## EXERCISE DETAILS
Find the lines with "wise" in them and copy them out.

## DATA SHOWN
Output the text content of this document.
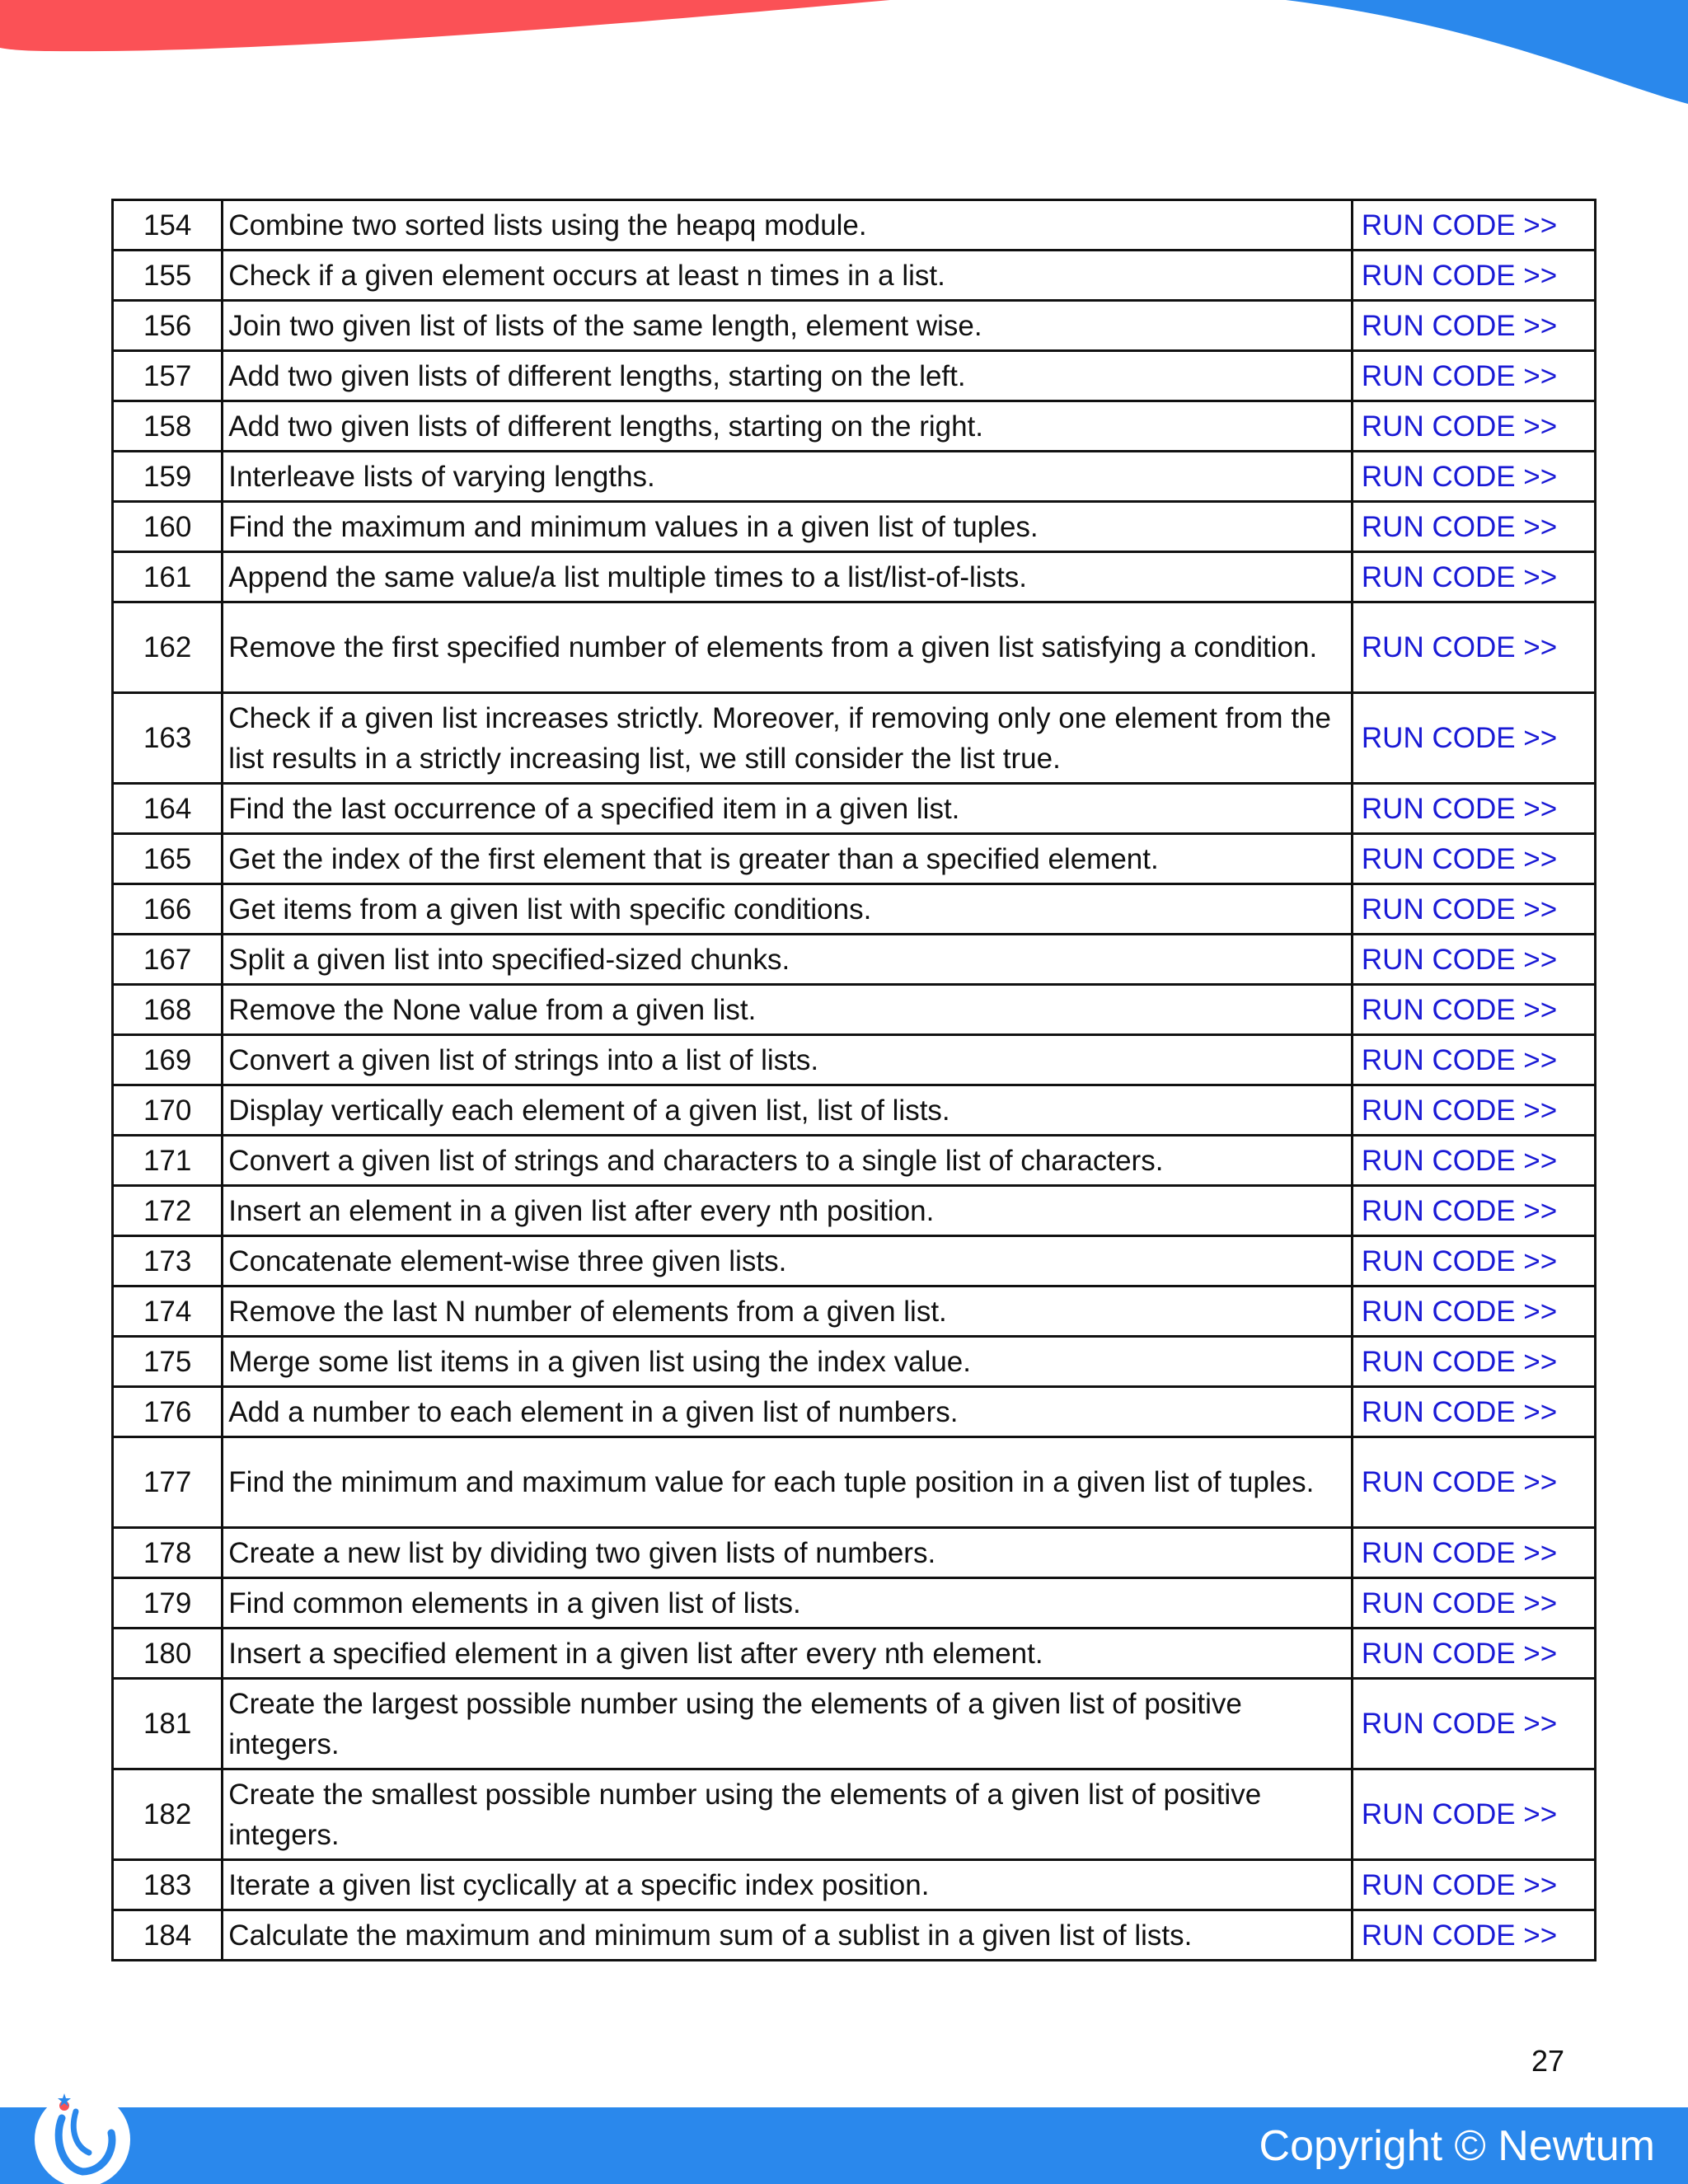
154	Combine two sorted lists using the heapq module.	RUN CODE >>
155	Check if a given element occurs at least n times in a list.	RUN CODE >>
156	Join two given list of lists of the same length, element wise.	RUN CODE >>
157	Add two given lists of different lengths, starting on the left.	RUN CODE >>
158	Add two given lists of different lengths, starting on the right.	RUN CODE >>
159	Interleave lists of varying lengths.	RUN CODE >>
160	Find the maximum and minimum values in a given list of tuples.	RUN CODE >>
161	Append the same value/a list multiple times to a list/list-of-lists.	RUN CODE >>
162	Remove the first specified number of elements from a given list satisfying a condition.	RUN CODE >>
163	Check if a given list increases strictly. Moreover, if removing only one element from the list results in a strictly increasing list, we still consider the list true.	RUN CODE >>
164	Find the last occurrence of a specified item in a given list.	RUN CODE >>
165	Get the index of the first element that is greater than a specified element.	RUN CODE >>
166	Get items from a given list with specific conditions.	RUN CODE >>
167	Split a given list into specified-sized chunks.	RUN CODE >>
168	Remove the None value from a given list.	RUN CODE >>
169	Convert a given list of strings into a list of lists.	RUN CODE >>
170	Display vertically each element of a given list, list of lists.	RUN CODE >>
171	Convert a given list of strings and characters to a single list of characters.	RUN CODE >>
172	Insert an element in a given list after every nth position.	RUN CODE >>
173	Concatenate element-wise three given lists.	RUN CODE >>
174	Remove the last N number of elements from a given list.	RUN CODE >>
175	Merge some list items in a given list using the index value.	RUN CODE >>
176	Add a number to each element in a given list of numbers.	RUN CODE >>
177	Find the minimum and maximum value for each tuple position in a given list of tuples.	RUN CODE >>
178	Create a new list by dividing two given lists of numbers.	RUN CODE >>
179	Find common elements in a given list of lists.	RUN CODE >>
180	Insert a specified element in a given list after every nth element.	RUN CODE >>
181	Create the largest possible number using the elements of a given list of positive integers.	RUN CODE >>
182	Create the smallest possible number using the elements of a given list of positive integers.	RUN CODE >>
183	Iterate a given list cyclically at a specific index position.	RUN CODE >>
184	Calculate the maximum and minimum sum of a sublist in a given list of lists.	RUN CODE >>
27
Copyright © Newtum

## COMPLETE RESPONSE
156	Join two given list of lists of the same length, element wise.	RUN CODE >>
173	Concatenate element-wise three given lists.	RUN CODE >>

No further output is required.